<<<<

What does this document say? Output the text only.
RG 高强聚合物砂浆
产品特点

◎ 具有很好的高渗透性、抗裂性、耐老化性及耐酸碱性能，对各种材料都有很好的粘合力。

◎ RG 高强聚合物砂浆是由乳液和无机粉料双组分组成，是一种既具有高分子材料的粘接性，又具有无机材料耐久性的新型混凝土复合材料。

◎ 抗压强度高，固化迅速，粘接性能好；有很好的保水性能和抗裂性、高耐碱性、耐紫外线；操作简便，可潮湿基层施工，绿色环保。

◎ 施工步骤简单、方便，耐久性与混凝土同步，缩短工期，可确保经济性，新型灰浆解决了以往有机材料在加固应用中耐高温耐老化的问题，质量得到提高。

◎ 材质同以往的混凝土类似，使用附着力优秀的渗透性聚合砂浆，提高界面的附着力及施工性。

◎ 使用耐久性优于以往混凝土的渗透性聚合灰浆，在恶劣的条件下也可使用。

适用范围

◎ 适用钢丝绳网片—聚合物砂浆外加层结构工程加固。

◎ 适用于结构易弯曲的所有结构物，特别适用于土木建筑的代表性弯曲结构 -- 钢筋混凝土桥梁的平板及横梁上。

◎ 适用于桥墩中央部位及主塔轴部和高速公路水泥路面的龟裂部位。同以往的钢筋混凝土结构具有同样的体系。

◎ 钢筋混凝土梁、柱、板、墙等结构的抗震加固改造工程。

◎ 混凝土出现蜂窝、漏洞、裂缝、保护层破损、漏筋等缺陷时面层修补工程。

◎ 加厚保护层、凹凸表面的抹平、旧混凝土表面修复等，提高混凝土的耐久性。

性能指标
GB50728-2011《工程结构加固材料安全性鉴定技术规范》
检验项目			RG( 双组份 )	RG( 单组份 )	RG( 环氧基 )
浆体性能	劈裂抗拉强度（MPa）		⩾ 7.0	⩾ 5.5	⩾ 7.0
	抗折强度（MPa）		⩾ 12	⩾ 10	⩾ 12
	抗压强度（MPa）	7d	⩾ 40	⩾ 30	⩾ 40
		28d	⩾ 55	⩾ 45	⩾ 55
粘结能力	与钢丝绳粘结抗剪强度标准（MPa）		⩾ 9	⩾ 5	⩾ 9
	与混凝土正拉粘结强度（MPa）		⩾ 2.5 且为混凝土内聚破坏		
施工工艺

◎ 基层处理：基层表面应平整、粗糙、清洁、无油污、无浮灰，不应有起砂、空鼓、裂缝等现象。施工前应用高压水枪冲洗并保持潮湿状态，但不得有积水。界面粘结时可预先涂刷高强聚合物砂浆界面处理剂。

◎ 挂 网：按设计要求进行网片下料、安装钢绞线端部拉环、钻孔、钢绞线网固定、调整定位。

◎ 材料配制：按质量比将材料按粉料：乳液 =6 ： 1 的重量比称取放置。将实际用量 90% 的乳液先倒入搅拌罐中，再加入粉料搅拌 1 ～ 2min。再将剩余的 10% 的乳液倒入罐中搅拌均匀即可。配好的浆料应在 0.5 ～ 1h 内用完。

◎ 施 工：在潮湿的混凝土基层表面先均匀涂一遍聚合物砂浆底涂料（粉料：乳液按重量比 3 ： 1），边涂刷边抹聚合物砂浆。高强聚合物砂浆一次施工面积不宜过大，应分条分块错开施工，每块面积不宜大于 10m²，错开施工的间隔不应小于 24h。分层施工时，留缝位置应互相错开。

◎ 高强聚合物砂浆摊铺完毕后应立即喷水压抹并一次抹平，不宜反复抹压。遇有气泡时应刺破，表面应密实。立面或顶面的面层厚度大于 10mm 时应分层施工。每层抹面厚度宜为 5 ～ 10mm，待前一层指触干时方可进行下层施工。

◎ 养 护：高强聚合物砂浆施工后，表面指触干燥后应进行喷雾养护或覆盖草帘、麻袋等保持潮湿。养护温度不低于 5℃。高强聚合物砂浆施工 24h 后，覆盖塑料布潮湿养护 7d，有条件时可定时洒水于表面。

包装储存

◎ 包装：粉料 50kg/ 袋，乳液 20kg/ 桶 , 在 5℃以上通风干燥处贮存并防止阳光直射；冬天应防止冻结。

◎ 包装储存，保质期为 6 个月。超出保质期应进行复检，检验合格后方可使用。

>>>>

Extract all lines that hold the word "包装储存".

Solved problem —
包装储存
◎ 包装储存，保质期为 6 个月。超出保质期应进行复检，检验合格后方可使用。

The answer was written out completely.